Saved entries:
>>>

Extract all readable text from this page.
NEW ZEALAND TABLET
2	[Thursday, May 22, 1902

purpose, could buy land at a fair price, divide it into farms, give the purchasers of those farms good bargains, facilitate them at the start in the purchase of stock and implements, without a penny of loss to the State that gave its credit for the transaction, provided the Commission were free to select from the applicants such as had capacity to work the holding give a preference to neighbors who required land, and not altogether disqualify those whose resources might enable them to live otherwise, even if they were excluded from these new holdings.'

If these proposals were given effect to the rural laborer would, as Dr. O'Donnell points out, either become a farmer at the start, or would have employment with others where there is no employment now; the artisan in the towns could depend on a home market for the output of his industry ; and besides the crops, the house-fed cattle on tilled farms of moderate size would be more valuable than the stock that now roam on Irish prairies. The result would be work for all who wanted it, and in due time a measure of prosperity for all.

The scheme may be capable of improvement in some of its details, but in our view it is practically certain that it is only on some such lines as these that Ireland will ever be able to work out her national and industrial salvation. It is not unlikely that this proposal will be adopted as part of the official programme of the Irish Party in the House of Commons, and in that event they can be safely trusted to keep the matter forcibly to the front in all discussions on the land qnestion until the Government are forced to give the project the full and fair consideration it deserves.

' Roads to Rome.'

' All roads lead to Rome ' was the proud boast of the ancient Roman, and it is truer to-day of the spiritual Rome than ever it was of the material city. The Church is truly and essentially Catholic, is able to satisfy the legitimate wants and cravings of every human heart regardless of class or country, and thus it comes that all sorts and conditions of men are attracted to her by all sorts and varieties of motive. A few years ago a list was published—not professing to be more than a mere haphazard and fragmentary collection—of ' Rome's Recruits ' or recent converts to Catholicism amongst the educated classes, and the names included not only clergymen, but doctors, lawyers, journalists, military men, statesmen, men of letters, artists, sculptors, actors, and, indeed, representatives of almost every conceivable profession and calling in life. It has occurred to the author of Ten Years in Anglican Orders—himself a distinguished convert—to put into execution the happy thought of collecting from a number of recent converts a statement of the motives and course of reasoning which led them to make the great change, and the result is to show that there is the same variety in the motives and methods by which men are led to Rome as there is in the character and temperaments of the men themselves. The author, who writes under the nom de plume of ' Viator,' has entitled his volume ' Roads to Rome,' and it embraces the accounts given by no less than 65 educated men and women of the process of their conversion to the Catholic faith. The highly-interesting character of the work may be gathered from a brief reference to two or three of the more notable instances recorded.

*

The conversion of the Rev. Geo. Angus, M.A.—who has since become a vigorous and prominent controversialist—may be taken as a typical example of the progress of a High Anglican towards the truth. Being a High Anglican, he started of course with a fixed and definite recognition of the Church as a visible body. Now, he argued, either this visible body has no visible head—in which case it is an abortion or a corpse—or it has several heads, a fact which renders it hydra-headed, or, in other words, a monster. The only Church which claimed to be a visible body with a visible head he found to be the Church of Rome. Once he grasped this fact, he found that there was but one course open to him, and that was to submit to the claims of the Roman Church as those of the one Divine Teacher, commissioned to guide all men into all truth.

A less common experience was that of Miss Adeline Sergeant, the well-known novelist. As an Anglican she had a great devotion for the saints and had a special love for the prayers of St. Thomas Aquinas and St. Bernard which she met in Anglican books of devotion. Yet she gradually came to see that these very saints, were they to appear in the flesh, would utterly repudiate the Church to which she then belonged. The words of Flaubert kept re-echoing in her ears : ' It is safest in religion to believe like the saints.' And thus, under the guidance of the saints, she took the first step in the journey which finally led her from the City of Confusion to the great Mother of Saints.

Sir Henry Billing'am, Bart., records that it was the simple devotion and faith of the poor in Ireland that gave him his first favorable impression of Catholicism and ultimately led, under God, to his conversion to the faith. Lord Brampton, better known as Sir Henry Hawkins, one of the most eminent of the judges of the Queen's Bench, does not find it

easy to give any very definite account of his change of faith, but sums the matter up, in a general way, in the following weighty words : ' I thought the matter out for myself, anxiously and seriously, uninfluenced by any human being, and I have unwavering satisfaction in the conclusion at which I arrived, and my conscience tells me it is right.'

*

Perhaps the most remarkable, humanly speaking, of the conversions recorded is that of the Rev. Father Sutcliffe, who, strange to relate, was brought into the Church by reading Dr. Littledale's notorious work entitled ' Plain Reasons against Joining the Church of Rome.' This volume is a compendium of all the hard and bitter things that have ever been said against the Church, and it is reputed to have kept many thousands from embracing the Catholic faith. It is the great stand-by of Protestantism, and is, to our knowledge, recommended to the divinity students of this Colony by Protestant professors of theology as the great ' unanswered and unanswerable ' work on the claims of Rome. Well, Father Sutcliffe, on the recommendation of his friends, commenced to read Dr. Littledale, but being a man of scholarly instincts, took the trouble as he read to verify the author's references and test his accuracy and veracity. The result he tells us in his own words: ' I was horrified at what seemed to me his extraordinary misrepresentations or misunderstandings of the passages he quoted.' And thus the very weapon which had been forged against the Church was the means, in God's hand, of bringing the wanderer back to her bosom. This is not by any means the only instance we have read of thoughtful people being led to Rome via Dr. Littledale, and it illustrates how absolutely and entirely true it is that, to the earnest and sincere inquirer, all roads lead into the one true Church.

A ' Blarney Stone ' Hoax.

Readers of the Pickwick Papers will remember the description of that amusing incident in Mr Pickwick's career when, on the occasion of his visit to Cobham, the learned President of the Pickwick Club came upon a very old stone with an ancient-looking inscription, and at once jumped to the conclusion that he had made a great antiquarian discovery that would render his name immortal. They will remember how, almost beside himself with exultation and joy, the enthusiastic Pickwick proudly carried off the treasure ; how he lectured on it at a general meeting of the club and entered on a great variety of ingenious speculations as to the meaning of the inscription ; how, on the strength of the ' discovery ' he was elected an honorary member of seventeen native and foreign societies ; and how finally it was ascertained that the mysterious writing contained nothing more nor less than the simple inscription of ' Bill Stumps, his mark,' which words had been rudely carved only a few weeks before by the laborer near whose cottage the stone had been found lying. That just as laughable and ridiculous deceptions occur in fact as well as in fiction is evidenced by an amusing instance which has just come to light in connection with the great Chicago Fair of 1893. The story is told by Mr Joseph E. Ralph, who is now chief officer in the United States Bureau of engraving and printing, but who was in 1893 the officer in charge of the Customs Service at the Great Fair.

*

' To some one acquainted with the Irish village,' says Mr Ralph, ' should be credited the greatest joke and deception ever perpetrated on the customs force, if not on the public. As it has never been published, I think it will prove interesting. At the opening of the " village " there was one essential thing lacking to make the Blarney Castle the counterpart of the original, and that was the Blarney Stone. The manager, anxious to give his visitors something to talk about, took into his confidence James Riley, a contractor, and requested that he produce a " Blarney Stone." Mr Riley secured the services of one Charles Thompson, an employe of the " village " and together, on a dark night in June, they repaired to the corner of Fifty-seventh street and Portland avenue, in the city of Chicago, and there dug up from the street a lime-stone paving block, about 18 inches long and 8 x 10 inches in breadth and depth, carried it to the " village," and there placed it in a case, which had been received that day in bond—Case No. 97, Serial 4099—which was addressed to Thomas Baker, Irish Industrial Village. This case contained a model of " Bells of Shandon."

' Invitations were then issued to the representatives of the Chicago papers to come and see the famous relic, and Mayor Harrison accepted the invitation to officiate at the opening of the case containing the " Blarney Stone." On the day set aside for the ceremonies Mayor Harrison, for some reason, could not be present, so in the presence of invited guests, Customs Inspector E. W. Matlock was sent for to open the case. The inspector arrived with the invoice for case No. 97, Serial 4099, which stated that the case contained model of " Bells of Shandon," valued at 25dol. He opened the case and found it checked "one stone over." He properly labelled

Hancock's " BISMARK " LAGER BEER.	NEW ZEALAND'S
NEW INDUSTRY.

<<<

• [TASK DETAILS] Go through the records and gather the lines that hold "ZEALAND".

• [THE OUTPUT]
NEW ZEALAND TABLET
Hancock's " BISMARK " LAGER BEER.	NEW ZEALAND'S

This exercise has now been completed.